[WRITTEN INSTRUCTION]
Leave the pictures out, and retype all of the material exactly as written.

(Records)
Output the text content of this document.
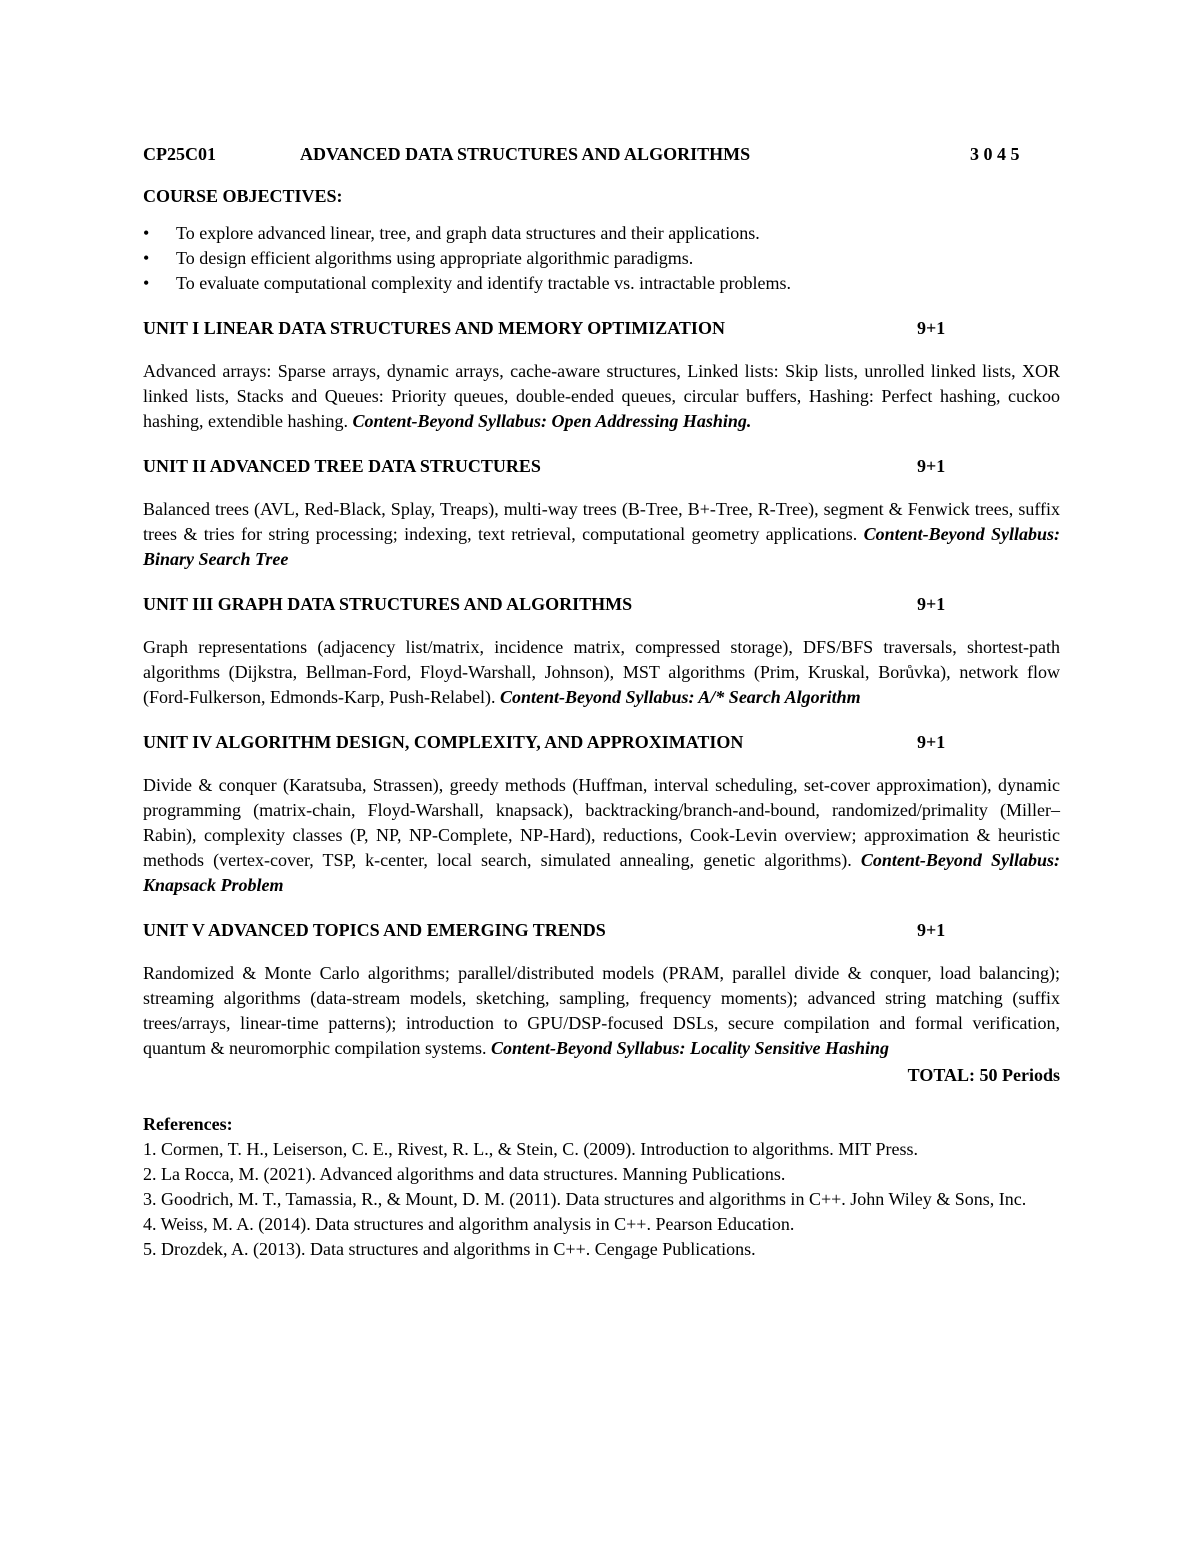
CP25C01	ADVANCED DATA STRUCTURES AND ALGORITHMS	3 0 4 5

COURSE OBJECTIVES:

• To explore advanced linear, tree, and graph data structures and their applications.
• To design efficient algorithms using appropriate algorithmic paradigms.
• To evaluate computational complexity and identify tractable vs. intractable problems.
UNIT I LINEAR DATA STRUCTURES AND MEMORY OPTIMIZATION	9+1

Advanced arrays: Sparse arrays, dynamic arrays, cache-aware structures, Linked lists: Skip lists, unrolled linked lists, XOR linked lists, Stacks and Queues: Priority queues, double-ended queues, circular buffers, Hashing: Perfect hashing, cuckoo hashing, extendible hashing. Content-Beyond Syllabus: Open Addressing Hashing.

UNIT II ADVANCED TREE DATA STRUCTURES	9+1

Balanced trees (AVL, Red-Black, Splay, Treaps), multi-way trees (B-Tree, B+-Tree, R-Tree), segment & Fenwick trees, suffix trees & tries for string processing; indexing, text retrieval, computational geometry applications. Content-Beyond Syllabus: Binary Search Tree

UNIT III GRAPH DATA STRUCTURES AND ALGORITHMS	9+1

Graph representations (adjacency list/matrix, incidence matrix, compressed storage), DFS/BFS traversals, shortest-path algorithms (Dijkstra, Bellman-Ford, Floyd-Warshall, Johnson), MST algorithms (Prim, Kruskal, Borůvka), network flow (Ford-Fulkerson, Edmonds-Karp, Push-Relabel). Content-Beyond Syllabus: A/* Search Algorithm

UNIT IV ALGORITHM DESIGN, COMPLEXITY, AND APPROXIMATION	9+1

Divide & conquer (Karatsuba, Strassen), greedy methods (Huffman, interval scheduling, set-cover approximation), dynamic programming (matrix-chain, Floyd-Warshall, knapsack), backtracking/branch-and-bound, randomized/primality (Miller–Rabin), complexity classes (P, NP, NP-Complete, NP-Hard), reductions, Cook-Levin overview; approximation & heuristic methods (vertex-cover, TSP, k-center, local search, simulated annealing, genetic algorithms). Content-Beyond Syllabus: Knapsack Problem

UNIT V ADVANCED TOPICS AND EMERGING TRENDS	9+1

Randomized & Monte Carlo algorithms; parallel/distributed models (PRAM, parallel divide & conquer, load balancing); streaming algorithms (data-stream models, sketching, sampling, frequency moments); advanced string matching (suffix trees/arrays, linear-time patterns); introduction to GPU/DSP-focused DSLs, secure compilation and formal verification, quantum & neuromorphic compilation systems. Content-Beyond Syllabus: Locality Sensitive Hashing

TOTAL: 50 Periods

References:

1. Cormen, T. H., Leiserson, C. E., Rivest, R. L., & Stein, C. (2009). Introduction to algorithms. MIT Press.

2. La Rocca, M. (2021). Advanced algorithms and data structures. Manning Publications.

3. Goodrich, M. T., Tamassia, R., & Mount, D. M. (2011). Data structures and algorithms in C++. John Wiley & Sons, Inc.

4. Weiss, M. A. (2014). Data structures and algorithm analysis in C++. Pearson Education.

5. Drozdek, A. (2013). Data structures and algorithms in C++. Cengage Publications.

[THE RESPONSE]
Output the text content of this document.
CP25C01	ADVANCED DATA STRUCTURES AND ALGORITHMS	3 0 4 5

COURSE OBJECTIVES:

• To explore advanced linear, tree, and graph data structures and their applications.
• To design efficient algorithms using appropriate algorithmic paradigms.
• To evaluate computational complexity and identify tractable vs. intractable problems.
UNIT I LINEAR DATA STRUCTURES AND MEMORY OPTIMIZATION	9+1

Advanced arrays: Sparse arrays, dynamic arrays, cache-aware structures, Linked lists: Skip lists, unrolled linked lists, XOR linked lists, Stacks and Queues: Priority queues, double-ended queues, circular buffers, Hashing: Perfect hashing, cuckoo hashing, extendible hashing. Content-Beyond Syllabus: Open Addressing Hashing.

UNIT II ADVANCED TREE DATA STRUCTURES	9+1

Balanced trees (AVL, Red-Black, Splay, Treaps), multi-way trees (B-Tree, B+-Tree, R-Tree), segment & Fenwick trees, suffix trees & tries for string processing; indexing, text retrieval, computational geometry applications. Content-Beyond Syllabus: Binary Search Tree

UNIT III GRAPH DATA STRUCTURES AND ALGORITHMS	9+1

Graph representations (adjacency list/matrix, incidence matrix, compressed storage), DFS/BFS traversals, shortest-path algorithms (Dijkstra, Bellman-Ford, Floyd-Warshall, Johnson), MST algorithms (Prim, Kruskal, Borůvka), network flow (Ford-Fulkerson, Edmonds-Karp, Push-Relabel). Content-Beyond Syllabus: A/* Search Algorithm

UNIT IV ALGORITHM DESIGN, COMPLEXITY, AND APPROXIMATION	9+1

Divide & conquer (Karatsuba, Strassen), greedy methods (Huffman, interval scheduling, set-cover approximation), dynamic programming (matrix-chain, Floyd-Warshall, knapsack), backtracking/branch-and-bound, randomized/primality (Miller–Rabin), complexity classes (P, NP, NP-Complete, NP-Hard), reductions, Cook-Levin overview; approximation & heuristic methods (vertex-cover, TSP, k-center, local search, simulated annealing, genetic algorithms). Content-Beyond Syllabus: Knapsack Problem

UNIT V ADVANCED TOPICS AND EMERGING TRENDS	9+1

Randomized & Monte Carlo algorithms; parallel/distributed models (PRAM, parallel divide & conquer, load balancing); streaming algorithms (data-stream models, sketching, sampling, frequency moments); advanced string matching (suffix trees/arrays, linear-time patterns); introduction to GPU/DSP-focused DSLs, secure compilation and formal verification, quantum & neuromorphic compilation systems. Content-Beyond Syllabus: Locality Sensitive Hashing

TOTAL: 50 Periods

References:

1. Cormen, T. H., Leiserson, C. E., Rivest, R. L., & Stein, C. (2009). Introduction to algorithms. MIT Press.

2. La Rocca, M. (2021). Advanced algorithms and data structures. Manning Publications.

3. Goodrich, M. T., Tamassia, R., & Mount, D. M. (2011). Data structures and algorithms in C++. John Wiley & Sons, Inc.

4. Weiss, M. A. (2014). Data structures and algorithm analysis in C++. Pearson Education.

5. Drozdek, A. (2013). Data structures and algorithms in C++. Cengage Publications.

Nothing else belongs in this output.